EXERCISE REQUIREMENTS
Please reproduce all of the material below word for word, leaving out the pictures.

** BEGIN RECORDED DATA **

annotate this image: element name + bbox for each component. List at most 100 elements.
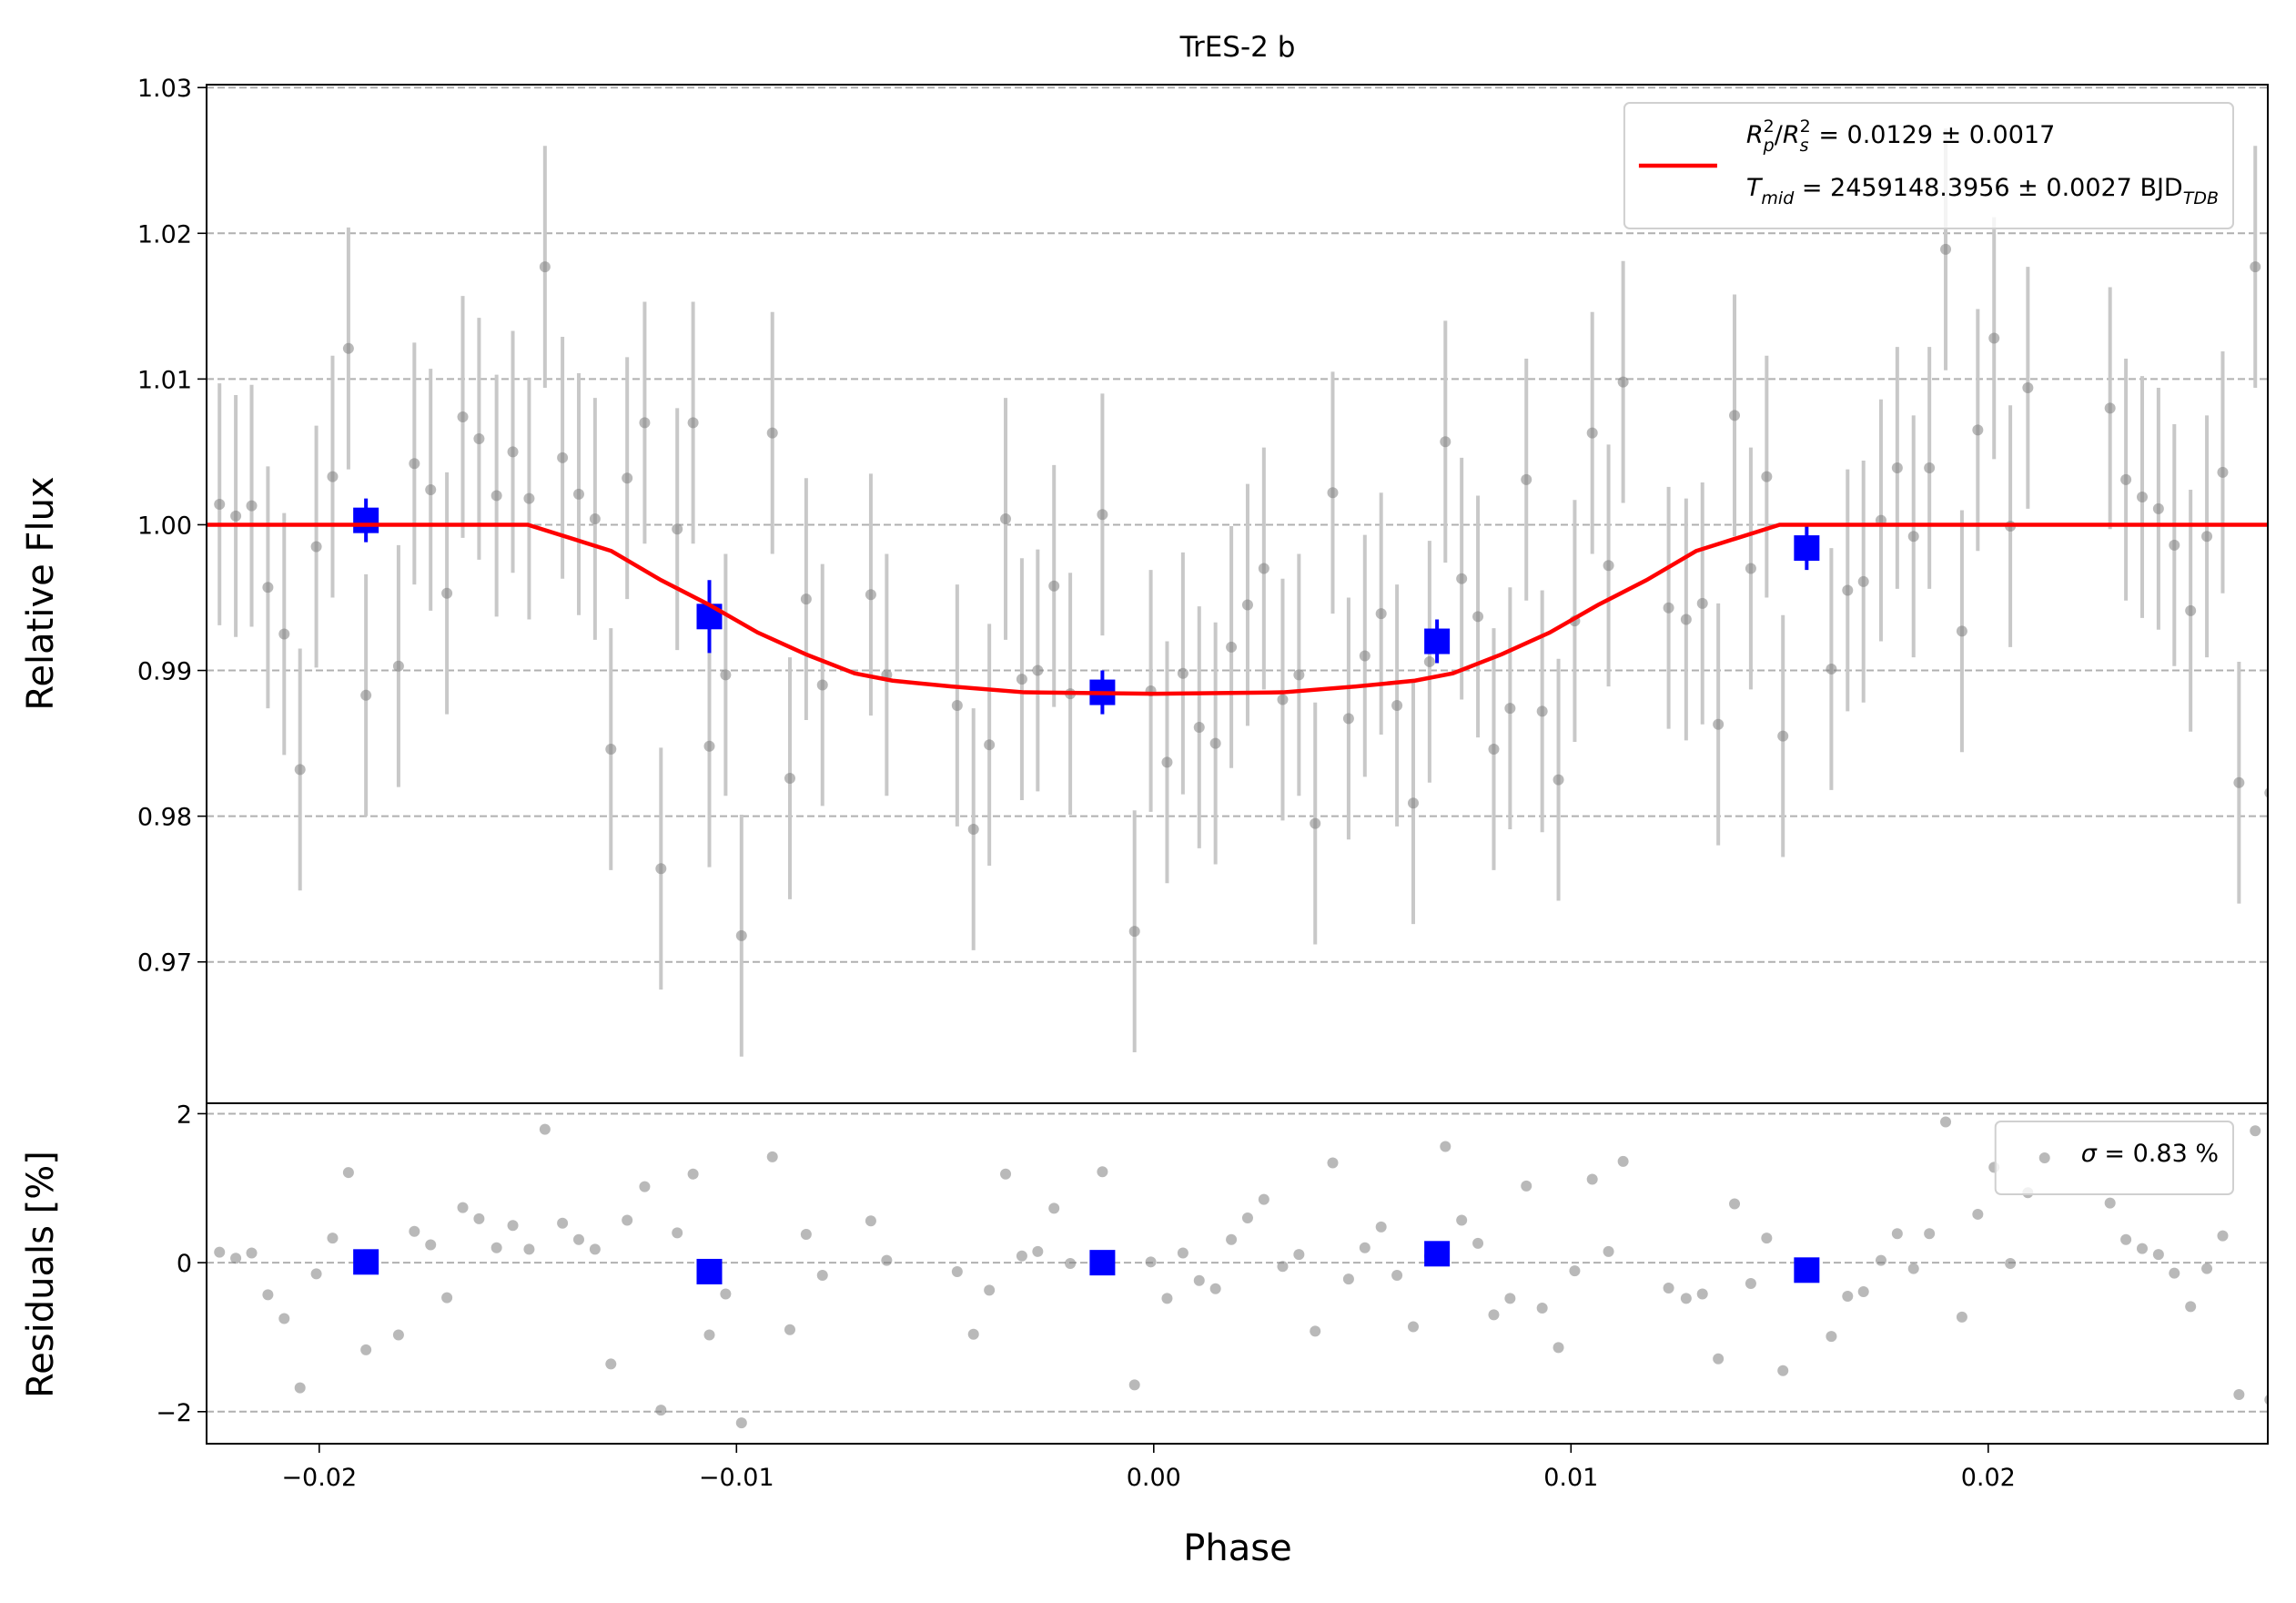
legend-frame	[1994, 1121, 2234, 1195]
data-point	[865, 1215, 876, 1227]
data-point	[2233, 1388, 2245, 1400]
data-point	[1488, 1309, 1500, 1321]
data-point	[1016, 674, 1027, 685]
data-point	[1209, 737, 1221, 749]
data-point	[1342, 1273, 1354, 1285]
data-point	[2185, 604, 2197, 616]
data-point	[1603, 1245, 1614, 1257]
binned-point	[1424, 628, 1451, 654]
data-point	[1359, 1242, 1371, 1253]
data-point	[1504, 1293, 1516, 1304]
data-point	[1826, 1331, 1837, 1343]
data-point	[2201, 1263, 2213, 1274]
x-tick-label: 0.00	[1127, 1464, 1181, 1492]
data-point	[1209, 1283, 1221, 1294]
data-point	[784, 773, 795, 785]
chart-title: TrES-2 b	[1179, 31, 1296, 64]
y-tick-label: 2	[177, 1101, 192, 1129]
data-point	[1407, 1321, 1419, 1333]
data-point	[735, 1417, 747, 1429]
data-point	[425, 484, 437, 496]
data-point	[262, 582, 274, 594]
data-point	[735, 929, 747, 941]
data-point	[360, 1344, 372, 1355]
data-point	[2152, 1249, 2164, 1261]
y-tick-label: −2	[156, 1399, 192, 1427]
data-point	[2233, 776, 2245, 788]
x-tick-label: −0.01	[699, 1464, 774, 1492]
binned-point	[1089, 1250, 1116, 1276]
legend-label-part: p	[1763, 136, 1775, 156]
data-point	[457, 411, 469, 422]
data-point	[1875, 1254, 1886, 1266]
data-point	[1310, 1325, 1321, 1337]
data-point	[1924, 1228, 1936, 1240]
data-point	[539, 1123, 551, 1135]
data-point	[1553, 774, 1564, 786]
data-point	[1696, 597, 1708, 609]
data-point	[1293, 1249, 1305, 1261]
data-point	[1258, 1193, 1269, 1205]
data-point	[342, 342, 354, 354]
data-point	[392, 660, 404, 672]
data-point	[1924, 462, 1936, 474]
data-point	[246, 1247, 258, 1259]
data-point	[1696, 1288, 1708, 1300]
data-point	[1569, 1265, 1581, 1277]
data-point	[1842, 584, 1854, 596]
data-point	[605, 743, 617, 755]
legend-label-part: T	[1746, 174, 1764, 202]
data-point	[342, 1167, 354, 1179]
data-point	[1161, 756, 1173, 768]
data-point	[523, 492, 535, 504]
data-point	[1521, 473, 1532, 485]
data-point	[1713, 718, 1725, 730]
data-point	[1375, 608, 1387, 620]
data-point	[1907, 1263, 1919, 1274]
data-point	[1423, 655, 1435, 667]
data-point	[294, 1382, 306, 1394]
y-tick-label: 1.03	[137, 75, 192, 103]
data-point	[1032, 1245, 1044, 1257]
data-point	[1956, 1311, 1967, 1323]
data-point	[2217, 1230, 2229, 1242]
data-point	[1663, 602, 1674, 614]
data-point	[491, 1242, 502, 1253]
data-point	[1359, 650, 1371, 662]
data-point	[441, 1292, 453, 1304]
legend-label-part: 2	[1764, 117, 1775, 137]
data-point	[214, 499, 226, 511]
data-point	[262, 1289, 274, 1301]
data-point	[687, 417, 699, 429]
data-point	[1891, 1228, 1903, 1240]
data-point	[605, 1358, 617, 1370]
data-point	[2136, 492, 2148, 503]
binned-point	[353, 507, 379, 533]
data-point	[589, 513, 601, 525]
x-tick-label: 0.01	[1543, 1464, 1598, 1492]
legend-label-part: mid	[1761, 188, 1795, 208]
data-point	[523, 1243, 535, 1255]
data-point	[2169, 539, 2180, 551]
data-point	[2169, 1267, 2180, 1279]
data-point	[1226, 641, 1238, 653]
model-line	[207, 522, 2268, 696]
x-axis-label: Phase	[1183, 1527, 1291, 1569]
data-point	[816, 679, 828, 691]
data-point	[1391, 699, 1403, 711]
data-point	[951, 1265, 963, 1277]
data-point	[672, 523, 683, 535]
data-point	[473, 433, 485, 445]
data-point	[655, 863, 667, 875]
data-point	[1777, 1365, 1789, 1376]
data-point	[766, 1151, 778, 1162]
data-point	[1161, 1293, 1173, 1304]
data-point	[1258, 563, 1269, 574]
data-point	[622, 472, 633, 484]
data-point	[967, 1328, 979, 1340]
axes-frame	[206, 1102, 2269, 1445]
data-point	[539, 261, 551, 273]
data-point	[1193, 721, 1205, 733]
data-point	[1327, 487, 1339, 499]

** END RECORDED DATA **

OUTPUT FOR THIS EXERCISE
annotate this image: element name + bbox for each component. List at most 100 elements.
legend-frame	[1994, 1121, 2234, 1195]
data-point	[865, 1215, 876, 1227]
data-point	[2233, 1388, 2245, 1400]
data-point	[1488, 1309, 1500, 1321]
data-point	[1016, 674, 1027, 685]
data-point	[1209, 737, 1221, 749]
data-point	[1342, 1273, 1354, 1285]
data-point	[2185, 604, 2197, 616]
data-point	[1603, 1245, 1614, 1257]
binned-point	[1424, 628, 1451, 654]
data-point	[1359, 1242, 1371, 1253]
data-point	[1504, 1293, 1516, 1304]
data-point	[1826, 1331, 1837, 1343]
data-point	[2201, 1263, 2213, 1274]
x-tick-label: 0.00	[1127, 1464, 1181, 1492]
data-point	[1209, 1283, 1221, 1294]
data-point	[784, 773, 795, 785]
chart-title: TrES-2 b	[1179, 31, 1296, 64]
y-tick-label: 2	[177, 1101, 192, 1129]
data-point	[1407, 1321, 1419, 1333]
data-point	[735, 1417, 747, 1429]
data-point	[425, 484, 437, 496]
data-point	[262, 582, 274, 594]
data-point	[735, 929, 747, 941]
data-point	[360, 1344, 372, 1355]
data-point	[2152, 1249, 2164, 1261]
y-tick-label: −2	[156, 1399, 192, 1427]
data-point	[2233, 776, 2245, 788]
x-tick-label: −0.01	[699, 1464, 774, 1492]
binned-point	[1089, 1250, 1116, 1276]
legend-label-part: p	[1763, 136, 1775, 156]
data-point	[457, 411, 469, 422]
data-point	[1875, 1254, 1886, 1266]
data-point	[1310, 1325, 1321, 1337]
data-point	[1924, 1228, 1936, 1240]
data-point	[539, 1123, 551, 1135]
data-point	[1553, 774, 1564, 786]
data-point	[1696, 597, 1708, 609]
data-point	[1293, 1249, 1305, 1261]
data-point	[1258, 1193, 1269, 1205]
data-point	[342, 342, 354, 354]
data-point	[392, 660, 404, 672]
data-point	[1924, 462, 1936, 474]
data-point	[246, 1247, 258, 1259]
data-point	[1696, 1288, 1708, 1300]
data-point	[1569, 1265, 1581, 1277]
data-point	[1842, 584, 1854, 596]
data-point	[605, 743, 617, 755]
legend-label-part: T	[1746, 174, 1764, 202]
data-point	[342, 1167, 354, 1179]
data-point	[1161, 756, 1173, 768]
data-point	[523, 492, 535, 504]
data-point	[1521, 473, 1532, 485]
data-point	[1713, 718, 1725, 730]
data-point	[1375, 608, 1387, 620]
data-point	[1907, 1263, 1919, 1274]
data-point	[1423, 655, 1435, 667]
data-point	[294, 1382, 306, 1394]
y-tick-label: 1.03	[137, 75, 192, 103]
data-point	[1032, 1245, 1044, 1257]
data-point	[1956, 1311, 1967, 1323]
data-point	[2217, 1230, 2229, 1242]
data-point	[1663, 602, 1674, 614]
data-point	[491, 1242, 502, 1253]
data-point	[1359, 650, 1371, 662]
data-point	[441, 1292, 453, 1304]
legend-label-part: 2	[1764, 117, 1775, 137]
data-point	[214, 499, 226, 511]
data-point	[262, 1289, 274, 1301]
data-point	[687, 417, 699, 429]
data-point	[1891, 1228, 1903, 1240]
data-point	[605, 1358, 617, 1370]
data-point	[2136, 492, 2148, 503]
binned-point	[353, 507, 379, 533]
data-point	[589, 513, 601, 525]
x-tick-label: 0.01	[1543, 1464, 1598, 1492]
legend-label-part: mid	[1761, 188, 1795, 208]
data-point	[523, 1243, 535, 1255]
data-point	[2169, 539, 2180, 551]
data-point	[2169, 1267, 2180, 1279]
data-point	[1226, 641, 1238, 653]
model-line	[207, 522, 2268, 696]
x-axis-label: Phase	[1183, 1527, 1291, 1569]
data-point	[816, 679, 828, 691]
data-point	[1391, 699, 1403, 711]
data-point	[951, 1265, 963, 1277]
data-point	[672, 523, 683, 535]
data-point	[473, 433, 485, 445]
data-point	[655, 863, 667, 875]
data-point	[1777, 1365, 1789, 1376]
data-point	[766, 1151, 778, 1162]
data-point	[1161, 1293, 1173, 1304]
data-point	[1258, 563, 1269, 574]
data-point	[622, 472, 633, 484]
data-point	[967, 1328, 979, 1340]
axes-frame	[206, 1102, 2269, 1445]
data-point	[539, 261, 551, 273]
data-point	[1193, 721, 1205, 733]
data-point	[1327, 487, 1339, 499]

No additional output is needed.